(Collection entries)
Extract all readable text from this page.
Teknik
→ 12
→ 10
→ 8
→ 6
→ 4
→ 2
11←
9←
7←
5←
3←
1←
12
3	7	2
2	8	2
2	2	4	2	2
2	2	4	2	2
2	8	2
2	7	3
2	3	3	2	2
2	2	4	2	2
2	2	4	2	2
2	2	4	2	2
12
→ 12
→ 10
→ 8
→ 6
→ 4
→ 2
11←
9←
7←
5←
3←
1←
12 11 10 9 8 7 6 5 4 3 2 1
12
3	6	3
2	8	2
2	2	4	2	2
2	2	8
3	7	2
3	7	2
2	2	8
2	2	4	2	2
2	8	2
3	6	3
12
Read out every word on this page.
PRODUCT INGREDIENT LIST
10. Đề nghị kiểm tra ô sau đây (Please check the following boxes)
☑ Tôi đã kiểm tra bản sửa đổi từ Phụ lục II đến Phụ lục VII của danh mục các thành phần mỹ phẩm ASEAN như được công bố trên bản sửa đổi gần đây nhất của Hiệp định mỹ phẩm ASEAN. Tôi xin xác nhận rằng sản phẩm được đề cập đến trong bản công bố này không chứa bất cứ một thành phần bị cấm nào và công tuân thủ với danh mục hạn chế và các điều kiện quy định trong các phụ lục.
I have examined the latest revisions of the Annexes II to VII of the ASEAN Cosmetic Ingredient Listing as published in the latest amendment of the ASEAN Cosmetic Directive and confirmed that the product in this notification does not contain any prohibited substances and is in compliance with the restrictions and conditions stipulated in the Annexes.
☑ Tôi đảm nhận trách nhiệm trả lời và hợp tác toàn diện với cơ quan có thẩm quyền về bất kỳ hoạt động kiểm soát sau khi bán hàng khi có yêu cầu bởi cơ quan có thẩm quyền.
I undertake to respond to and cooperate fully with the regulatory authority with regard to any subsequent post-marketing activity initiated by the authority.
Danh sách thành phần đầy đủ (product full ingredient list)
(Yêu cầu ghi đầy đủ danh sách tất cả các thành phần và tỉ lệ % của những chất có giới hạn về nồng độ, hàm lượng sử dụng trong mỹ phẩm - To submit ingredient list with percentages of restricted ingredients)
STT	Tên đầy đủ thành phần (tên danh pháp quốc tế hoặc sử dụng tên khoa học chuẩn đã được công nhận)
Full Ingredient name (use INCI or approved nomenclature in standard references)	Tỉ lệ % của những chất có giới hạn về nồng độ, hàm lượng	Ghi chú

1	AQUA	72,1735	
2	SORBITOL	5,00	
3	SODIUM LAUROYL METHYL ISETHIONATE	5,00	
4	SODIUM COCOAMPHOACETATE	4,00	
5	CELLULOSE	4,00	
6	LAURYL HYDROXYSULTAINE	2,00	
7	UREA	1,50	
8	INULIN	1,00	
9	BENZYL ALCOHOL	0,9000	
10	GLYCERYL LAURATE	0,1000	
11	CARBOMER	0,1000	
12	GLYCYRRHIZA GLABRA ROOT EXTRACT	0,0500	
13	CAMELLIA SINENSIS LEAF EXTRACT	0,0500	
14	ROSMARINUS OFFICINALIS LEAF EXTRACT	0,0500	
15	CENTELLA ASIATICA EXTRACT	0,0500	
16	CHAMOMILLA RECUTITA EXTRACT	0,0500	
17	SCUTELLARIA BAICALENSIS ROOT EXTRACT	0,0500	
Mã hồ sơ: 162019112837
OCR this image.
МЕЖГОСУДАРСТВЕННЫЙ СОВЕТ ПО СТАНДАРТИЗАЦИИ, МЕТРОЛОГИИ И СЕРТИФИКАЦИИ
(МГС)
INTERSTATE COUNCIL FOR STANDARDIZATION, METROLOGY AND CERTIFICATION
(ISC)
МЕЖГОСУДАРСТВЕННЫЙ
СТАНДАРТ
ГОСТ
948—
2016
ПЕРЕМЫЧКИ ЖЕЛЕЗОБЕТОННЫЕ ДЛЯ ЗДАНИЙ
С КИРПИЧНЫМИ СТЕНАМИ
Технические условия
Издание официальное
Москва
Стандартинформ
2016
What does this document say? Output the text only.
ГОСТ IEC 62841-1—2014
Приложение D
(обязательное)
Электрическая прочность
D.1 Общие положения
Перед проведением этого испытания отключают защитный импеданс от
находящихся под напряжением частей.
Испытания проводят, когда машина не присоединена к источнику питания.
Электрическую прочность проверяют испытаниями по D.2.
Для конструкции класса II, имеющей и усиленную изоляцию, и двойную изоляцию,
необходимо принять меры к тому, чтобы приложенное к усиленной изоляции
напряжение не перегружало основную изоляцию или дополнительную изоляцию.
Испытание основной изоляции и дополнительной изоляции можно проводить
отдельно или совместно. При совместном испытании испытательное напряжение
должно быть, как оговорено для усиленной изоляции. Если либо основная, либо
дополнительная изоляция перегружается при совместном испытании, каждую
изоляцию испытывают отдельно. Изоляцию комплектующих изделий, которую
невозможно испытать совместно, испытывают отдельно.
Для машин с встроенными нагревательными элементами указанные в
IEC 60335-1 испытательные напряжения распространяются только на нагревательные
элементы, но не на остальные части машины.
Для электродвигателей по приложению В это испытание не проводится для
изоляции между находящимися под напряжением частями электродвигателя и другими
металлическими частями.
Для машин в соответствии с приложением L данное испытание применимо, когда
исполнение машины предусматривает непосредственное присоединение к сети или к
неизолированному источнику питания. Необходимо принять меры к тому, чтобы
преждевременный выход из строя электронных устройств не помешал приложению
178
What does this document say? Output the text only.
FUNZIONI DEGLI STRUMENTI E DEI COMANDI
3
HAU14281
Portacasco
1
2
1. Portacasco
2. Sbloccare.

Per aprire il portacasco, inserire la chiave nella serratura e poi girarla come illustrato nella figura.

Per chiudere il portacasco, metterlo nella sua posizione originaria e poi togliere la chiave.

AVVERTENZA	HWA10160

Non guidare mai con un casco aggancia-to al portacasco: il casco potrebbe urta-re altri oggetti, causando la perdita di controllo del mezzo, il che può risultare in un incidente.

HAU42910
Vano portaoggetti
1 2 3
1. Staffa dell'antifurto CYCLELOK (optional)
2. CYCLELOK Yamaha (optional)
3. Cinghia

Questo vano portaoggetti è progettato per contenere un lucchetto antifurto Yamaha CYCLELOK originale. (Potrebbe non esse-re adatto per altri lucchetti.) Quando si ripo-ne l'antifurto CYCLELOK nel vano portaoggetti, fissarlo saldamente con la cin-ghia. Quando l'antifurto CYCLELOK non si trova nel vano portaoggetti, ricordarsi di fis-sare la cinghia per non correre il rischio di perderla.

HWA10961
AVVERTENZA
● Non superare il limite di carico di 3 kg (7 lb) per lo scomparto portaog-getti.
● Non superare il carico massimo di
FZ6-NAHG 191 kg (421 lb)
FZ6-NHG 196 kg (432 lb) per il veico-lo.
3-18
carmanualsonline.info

EXERCISE AIM:
Set down every line of the listing above again, exactly as given.

SOLUTION TO THE PROBLEM:
Extract all readable text from this page.
Teknik
→ 12
→ 10
→ 8
→ 6
→ 4
→ 2
11←
9←
7←
5←
3←
1←
12
3	7	2
2	8	2
2	2	4	2	2
2	2	4	2	2
2	8	2
2	7	3
2	3	3	2	2
2	2	4	2	2
2	2	4	2	2
2	2	4	2	2
12
→ 12
→ 10
→ 8
→ 6
→ 4
→ 2
11←
9←
7←
5←
3←
1←
12 11 10 9 8 7 6 5 4 3 2 1
12
3	6	3
2	8	2
2	2	4	2	2
2	2	8
3	7	2
3	7	2
2	2	8
2	2	4	2	2
2	8	2
3	6	3
12
Read out every word on this page.
PRODUCT INGREDIENT LIST
10. Đề nghị kiểm tra ô sau đây (Please check the following boxes)
☑ Tôi đã kiểm tra bản sửa đổi từ Phụ lục II đến Phụ lục VII của danh mục các thành phần mỹ phẩm ASEAN như được công bố trên bản sửa đổi gần đây nhất của Hiệp định mỹ phẩm ASEAN. Tôi xin xác nhận rằng sản phẩm được đề cập đến trong bản công bố này không chứa bất cứ một thành phần bị cấm nào và công tuân thủ với danh mục hạn chế và các điều kiện quy định trong các phụ lục.
I have examined the latest revisions of the Annexes II to VII of the ASEAN Cosmetic Ingredient Listing as published in the latest amendment of the ASEAN Cosmetic Directive and confirmed that the product in this notification does not contain any prohibited substances and is in compliance with the restrictions and conditions stipulated in the Annexes.
☑ Tôi đảm nhận trách nhiệm trả lời và hợp tác toàn diện với cơ quan có thẩm quyền về bất kỳ hoạt động kiểm soát sau khi bán hàng khi có yêu cầu bởi cơ quan có thẩm quyền.
I undertake to respond to and cooperate fully with the regulatory authority with regard to any subsequent post-marketing activity initiated by the authority.
Danh sách thành phần đầy đủ (product full ingredient list)
(Yêu cầu ghi đầy đủ danh sách tất cả các thành phần và tỉ lệ % của những chất có giới hạn về nồng độ, hàm lượng sử dụng trong mỹ phẩm - To submit ingredient list with percentages of restricted ingredients)
STT	Tên đầy đủ thành phần (tên danh pháp quốc tế hoặc sử dụng tên khoa học chuẩn đã được công nhận)
Full Ingredient name (use INCI or approved nomenclature in standard references)	Tỉ lệ % của những chất có giới hạn về nồng độ, hàm lượng	Ghi chú

1	AQUA	72,1735	
2	SORBITOL	5,00	
3	SODIUM LAUROYL METHYL ISETHIONATE	5,00	
4	SODIUM COCOAMPHOACETATE	4,00	
5	CELLULOSE	4,00	
6	LAURYL HYDROXYSULTAINE	2,00	
7	UREA	1,50	
8	INULIN	1,00	
9	BENZYL ALCOHOL	0,9000	
10	GLYCERYL LAURATE	0,1000	
11	CARBOMER	0,1000	
12	GLYCYRRHIZA GLABRA ROOT EXTRACT	0,0500	
13	CAMELLIA SINENSIS LEAF EXTRACT	0,0500	
14	ROSMARINUS OFFICINALIS LEAF EXTRACT	0,0500	
15	CENTELLA ASIATICA EXTRACT	0,0500	
16	CHAMOMILLA RECUTITA EXTRACT	0,0500	
17	SCUTELLARIA BAICALENSIS ROOT EXTRACT	0,0500	
Mã hồ sơ: 162019112837
OCR this image.
МЕЖГОСУДАРСТВЕННЫЙ СОВЕТ ПО СТАНДАРТИЗАЦИИ, МЕТРОЛОГИИ И СЕРТИФИКАЦИИ
(МГС)
INTERSTATE COUNCIL FOR STANDARDIZATION, METROLOGY AND CERTIFICATION
(ISC)
МЕЖГОСУДАРСТВЕННЫЙ
СТАНДАРТ
ГОСТ
948—
2016
ПЕРЕМЫЧКИ ЖЕЛЕЗОБЕТОННЫЕ ДЛЯ ЗДАНИЙ
С КИРПИЧНЫМИ СТЕНАМИ
Технические условия
Издание официальное
Москва
Стандартинформ
2016
What does this document say? Output the text only.
ГОСТ IEC 62841-1—2014
Приложение D
(обязательное)
Электрическая прочность
D.1 Общие положения
Перед проведением этого испытания отключают защитный импеданс от
находящихся под напряжением частей.
Испытания проводят, когда машина не присоединена к источнику питания.
Электрическую прочность проверяют испытаниями по D.2.
Для конструкции класса II, имеющей и усиленную изоляцию, и двойную изоляцию,
необходимо принять меры к тому, чтобы приложенное к усиленной изоляции
напряжение не перегружало основную изоляцию или дополнительную изоляцию.
Испытание основной изоляции и дополнительной изоляции можно проводить
отдельно или совместно. При совместном испытании испытательное напряжение
должно быть, как оговорено для усиленной изоляции. Если либо основная, либо
дополнительная изоляция перегружается при совместном испытании, каждую
изоляцию испытывают отдельно. Изоляцию комплектующих изделий, которую
невозможно испытать совместно, испытывают отдельно.
Для машин с встроенными нагревательными элементами указанные в
IEC 60335-1 испытательные напряжения распространяются только на нагревательные
элементы, но не на остальные части машины.
Для электродвигателей по приложению В это испытание не проводится для
изоляции между находящимися под напряжением частями электродвигателя и другими
металлическими частями.
Для машин в соответствии с приложением L данное испытание применимо, когда
исполнение машины предусматривает непосредственное присоединение к сети или к
неизолированному источнику питания. Необходимо принять меры к тому, чтобы
преждевременный выход из строя электронных устройств не помешал приложению
178
What does this document say? Output the text only.
FUNZIONI DEGLI STRUMENTI E DEI COMANDI
3
HAU14281
Portacasco
1
2
1. Portacasco
2. Sbloccare.

Per aprire il portacasco, inserire la chiave nella serratura e poi girarla come illustrato nella figura.

Per chiudere il portacasco, metterlo nella sua posizione originaria e poi togliere la chiave.

AVVERTENZA	HWA10160

Non guidare mai con un casco aggancia-to al portacasco: il casco potrebbe urta-re altri oggetti, causando la perdita di controllo del mezzo, il che può risultare in un incidente.

HAU42910
Vano portaoggetti
1 2 3
1. Staffa dell'antifurto CYCLELOK (optional)
2. CYCLELOK Yamaha (optional)
3. Cinghia

Questo vano portaoggetti è progettato per contenere un lucchetto antifurto Yamaha CYCLELOK originale. (Potrebbe non esse-re adatto per altri lucchetti.) Quando si ripo-ne l'antifurto CYCLELOK nel vano portaoggetti, fissarlo saldamente con la cin-ghia. Quando l'antifurto CYCLELOK non si trova nel vano portaoggetti, ricordarsi di fis-sare la cinghia per non correre il rischio di perderla.

HWA10961
AVVERTENZA
● Non superare il limite di carico di 3 kg (7 lb) per lo scomparto portaog-getti.
● Non superare il carico massimo di
FZ6-NAHG 191 kg (421 lb)
FZ6-NHG 196 kg (432 lb) per il veico-lo.
3-18
carmanualsonline.info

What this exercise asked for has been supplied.